▸ **Provided information**
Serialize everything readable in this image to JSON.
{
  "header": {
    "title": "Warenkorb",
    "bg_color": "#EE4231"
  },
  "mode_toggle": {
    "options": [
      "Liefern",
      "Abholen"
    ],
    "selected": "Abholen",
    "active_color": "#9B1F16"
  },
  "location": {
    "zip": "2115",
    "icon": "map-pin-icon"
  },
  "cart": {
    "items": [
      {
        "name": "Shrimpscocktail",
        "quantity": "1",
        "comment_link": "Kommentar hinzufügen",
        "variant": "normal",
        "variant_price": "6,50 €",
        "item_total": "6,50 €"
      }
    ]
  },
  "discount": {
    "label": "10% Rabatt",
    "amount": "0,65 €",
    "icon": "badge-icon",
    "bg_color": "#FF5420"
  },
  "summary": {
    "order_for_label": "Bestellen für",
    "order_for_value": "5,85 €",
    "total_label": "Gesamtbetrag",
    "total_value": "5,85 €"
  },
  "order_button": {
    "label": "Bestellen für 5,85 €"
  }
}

▸ **Exercise**
Using the entries above, please restate each one word for word.

▸ **Right answer**
Serialize everything readable in this image to JSON.
{
  "header": {
    "title": "Warenkorb",
    "bg_color": "#EE4231"
  },
  "mode_toggle": {
    "options": [
      "Liefern",
      "Abholen"
    ],
    "selected": "Abholen",
    "active_color": "#9B1F16"
  },
  "location": {
    "zip": "2115",
    "icon": "map-pin-icon"
  },
  "cart": {
    "items": [
      {
        "name": "Shrimpscocktail",
        "quantity": "1",
        "comment_link": "Kommentar hinzufügen",
        "variant": "normal",
        "variant_price": "6,50 €",
        "item_total": "6,50 €"
      }
    ]
  },
  "discount": {
    "label": "10% Rabatt",
    "amount": "0,65 €",
    "icon": "badge-icon",
    "bg_color": "#FF5420"
  },
  "summary": {
    "order_for_label": "Bestellen für",
    "order_for_value": "5,85 €",
    "total_label": "Gesamtbetrag",
    "total_value": "5,85 €"
  },
  "order_button": {
    "label": "Bestellen für 5,85 €"
  }
}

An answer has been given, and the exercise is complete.